— Data extracted from a collection —
╭──
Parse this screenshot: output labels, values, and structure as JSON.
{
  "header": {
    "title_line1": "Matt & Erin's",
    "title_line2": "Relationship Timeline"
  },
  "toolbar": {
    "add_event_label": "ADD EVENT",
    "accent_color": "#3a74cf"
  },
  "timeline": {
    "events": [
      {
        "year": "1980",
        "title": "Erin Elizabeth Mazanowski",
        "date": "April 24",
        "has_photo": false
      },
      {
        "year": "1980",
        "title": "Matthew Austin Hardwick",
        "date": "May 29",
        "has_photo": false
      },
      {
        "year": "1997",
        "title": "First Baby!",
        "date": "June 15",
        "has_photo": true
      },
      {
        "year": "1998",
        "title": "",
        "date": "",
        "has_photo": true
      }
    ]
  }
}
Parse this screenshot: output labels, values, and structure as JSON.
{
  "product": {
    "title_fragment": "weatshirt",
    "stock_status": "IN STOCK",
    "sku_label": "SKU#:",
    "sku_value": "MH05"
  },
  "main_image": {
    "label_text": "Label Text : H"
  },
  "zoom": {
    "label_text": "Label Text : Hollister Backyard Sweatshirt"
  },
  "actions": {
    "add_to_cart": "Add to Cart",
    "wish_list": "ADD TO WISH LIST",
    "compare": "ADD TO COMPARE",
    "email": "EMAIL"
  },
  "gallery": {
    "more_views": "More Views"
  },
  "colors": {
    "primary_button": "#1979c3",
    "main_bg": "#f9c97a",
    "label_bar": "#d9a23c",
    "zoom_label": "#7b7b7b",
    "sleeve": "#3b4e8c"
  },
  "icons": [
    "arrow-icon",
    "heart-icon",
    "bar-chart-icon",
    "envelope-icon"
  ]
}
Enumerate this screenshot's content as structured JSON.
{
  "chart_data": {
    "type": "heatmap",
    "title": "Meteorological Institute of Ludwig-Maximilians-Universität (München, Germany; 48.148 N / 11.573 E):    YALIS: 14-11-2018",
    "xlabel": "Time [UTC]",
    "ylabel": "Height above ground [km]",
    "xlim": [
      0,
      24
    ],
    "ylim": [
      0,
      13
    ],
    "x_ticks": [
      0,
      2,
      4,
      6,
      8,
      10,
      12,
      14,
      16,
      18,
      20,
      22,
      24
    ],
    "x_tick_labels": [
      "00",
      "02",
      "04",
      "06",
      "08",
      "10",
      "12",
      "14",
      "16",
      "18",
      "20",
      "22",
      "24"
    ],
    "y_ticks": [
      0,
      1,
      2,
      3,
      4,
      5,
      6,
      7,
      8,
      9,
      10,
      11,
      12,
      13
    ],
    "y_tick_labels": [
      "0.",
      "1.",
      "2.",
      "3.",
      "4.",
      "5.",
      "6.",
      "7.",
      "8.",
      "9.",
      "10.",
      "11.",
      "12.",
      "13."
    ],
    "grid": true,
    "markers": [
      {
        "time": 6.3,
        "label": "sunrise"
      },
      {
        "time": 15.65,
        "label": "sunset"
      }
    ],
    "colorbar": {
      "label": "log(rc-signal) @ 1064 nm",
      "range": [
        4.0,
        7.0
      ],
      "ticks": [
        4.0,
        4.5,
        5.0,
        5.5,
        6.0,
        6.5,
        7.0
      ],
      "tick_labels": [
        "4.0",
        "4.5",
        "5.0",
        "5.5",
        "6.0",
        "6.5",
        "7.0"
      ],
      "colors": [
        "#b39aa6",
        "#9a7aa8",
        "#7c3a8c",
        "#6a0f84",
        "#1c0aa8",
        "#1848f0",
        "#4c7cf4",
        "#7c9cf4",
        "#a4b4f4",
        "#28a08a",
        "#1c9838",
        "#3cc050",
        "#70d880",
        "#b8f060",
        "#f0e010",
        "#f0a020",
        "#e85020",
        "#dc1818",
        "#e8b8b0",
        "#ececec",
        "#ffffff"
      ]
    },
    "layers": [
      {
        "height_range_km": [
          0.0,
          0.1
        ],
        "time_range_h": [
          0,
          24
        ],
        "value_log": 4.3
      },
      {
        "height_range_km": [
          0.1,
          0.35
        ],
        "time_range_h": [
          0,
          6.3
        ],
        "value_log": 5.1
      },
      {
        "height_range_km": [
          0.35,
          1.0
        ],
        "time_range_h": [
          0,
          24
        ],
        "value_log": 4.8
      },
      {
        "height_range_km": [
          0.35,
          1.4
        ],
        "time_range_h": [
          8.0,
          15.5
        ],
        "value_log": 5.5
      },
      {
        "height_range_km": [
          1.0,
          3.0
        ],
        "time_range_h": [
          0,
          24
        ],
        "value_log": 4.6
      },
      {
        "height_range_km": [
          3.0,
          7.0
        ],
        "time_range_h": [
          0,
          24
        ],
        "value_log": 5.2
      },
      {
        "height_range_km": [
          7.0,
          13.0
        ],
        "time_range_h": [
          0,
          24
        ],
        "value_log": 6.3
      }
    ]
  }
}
╰──
— Brief —
Restate the whole listing exactly.

— Complete output —
Parse this screenshot: output labels, values, and structure as JSON.
{
  "header": {
    "title_line1": "Matt & Erin's",
    "title_line2": "Relationship Timeline"
  },
  "toolbar": {
    "add_event_label": "ADD EVENT",
    "accent_color": "#3a74cf"
  },
  "timeline": {
    "events": [
      {
        "year": "1980",
        "title": "Erin Elizabeth Mazanowski",
        "date": "April 24",
        "has_photo": false
      },
      {
        "year": "1980",
        "title": "Matthew Austin Hardwick",
        "date": "May 29",
        "has_photo": false
      },
      {
        "year": "1997",
        "title": "First Baby!",
        "date": "June 15",
        "has_photo": true
      },
      {
        "year": "1998",
        "title": "",
        "date": "",
        "has_photo": true
      }
    ]
  }
}
Parse this screenshot: output labels, values, and structure as JSON.
{
  "product": {
    "title_fragment": "weatshirt",
    "stock_status": "IN STOCK",
    "sku_label": "SKU#:",
    "sku_value": "MH05"
  },
  "main_image": {
    "label_text": "Label Text : H"
  },
  "zoom": {
    "label_text": "Label Text : Hollister Backyard Sweatshirt"
  },
  "actions": {
    "add_to_cart": "Add to Cart",
    "wish_list": "ADD TO WISH LIST",
    "compare": "ADD TO COMPARE",
    "email": "EMAIL"
  },
  "gallery": {
    "more_views": "More Views"
  },
  "colors": {
    "primary_button": "#1979c3",
    "main_bg": "#f9c97a",
    "label_bar": "#d9a23c",
    "zoom_label": "#7b7b7b",
    "sleeve": "#3b4e8c"
  },
  "icons": [
    "arrow-icon",
    "heart-icon",
    "bar-chart-icon",
    "envelope-icon"
  ]
}
Enumerate this screenshot's content as structured JSON.
{
  "chart_data": {
    "type": "heatmap",
    "title": "Meteorological Institute of Ludwig-Maximilians-Universität (München, Germany; 48.148 N / 11.573 E):    YALIS: 14-11-2018",
    "xlabel": "Time [UTC]",
    "ylabel": "Height above ground [km]",
    "xlim": [
      0,
      24
    ],
    "ylim": [
      0,
      13
    ],
    "x_ticks": [
      0,
      2,
      4,
      6,
      8,
      10,
      12,
      14,
      16,
      18,
      20,
      22,
      24
    ],
    "x_tick_labels": [
      "00",
      "02",
      "04",
      "06",
      "08",
      "10",
      "12",
      "14",
      "16",
      "18",
      "20",
      "22",
      "24"
    ],
    "y_ticks": [
      0,
      1,
      2,
      3,
      4,
      5,
      6,
      7,
      8,
      9,
      10,
      11,
      12,
      13
    ],
    "y_tick_labels": [
      "0.",
      "1.",
      "2.",
      "3.",
      "4.",
      "5.",
      "6.",
      "7.",
      "8.",
      "9.",
      "10.",
      "11.",
      "12.",
      "13."
    ],
    "grid": true,
    "markers": [
      {
        "time": 6.3,
        "label": "sunrise"
      },
      {
        "time": 15.65,
        "label": "sunset"
      }
    ],
    "colorbar": {
      "label": "log(rc-signal) @ 1064 nm",
      "range": [
        4.0,
        7.0
      ],
      "ticks": [
        4.0,
        4.5,
        5.0,
        5.5,
        6.0,
        6.5,
        7.0
      ],
      "tick_labels": [
        "4.0",
        "4.5",
        "5.0",
        "5.5",
        "6.0",
        "6.5",
        "7.0"
      ],
      "colors": [
        "#b39aa6",
        "#9a7aa8",
        "#7c3a8c",
        "#6a0f84",
        "#1c0aa8",
        "#1848f0",
        "#4c7cf4",
        "#7c9cf4",
        "#a4b4f4",
        "#28a08a",
        "#1c9838",
        "#3cc050",
        "#70d880",
        "#b8f060",
        "#f0e010",
        "#f0a020",
        "#e85020",
        "#dc1818",
        "#e8b8b0",
        "#ececec",
        "#ffffff"
      ]
    },
    "layers": [
      {
        "height_range_km": [
          0.0,
          0.1
        ],
        "time_range_h": [
          0,
          24
        ],
        "value_log": 4.3
      },
      {
        "height_range_km": [
          0.1,
          0.35
        ],
        "time_range_h": [
          0,
          6.3
        ],
        "value_log": 5.1
      },
      {
        "height_range_km": [
          0.35,
          1.0
        ],
        "time_range_h": [
          0,
          24
        ],
        "value_log": 4.8
      },
      {
        "height_range_km": [
          0.35,
          1.4
        ],
        "time_range_h": [
          8.0,
          15.5
        ],
        "value_log": 5.5
      },
      {
        "height_range_km": [
          1.0,
          3.0
        ],
        "time_range_h": [
          0,
          24
        ],
        "value_log": 4.6
      },
      {
        "height_range_km": [
          3.0,
          7.0
        ],
        "time_range_h": [
          0,
          24
        ],
        "value_log": 5.2
      },
      {
        "height_range_km": [
          7.0,
          13.0
        ],
        "time_range_h": [
          0,
          24
        ],
        "value_log": 6.3
      }
    ]
  }
}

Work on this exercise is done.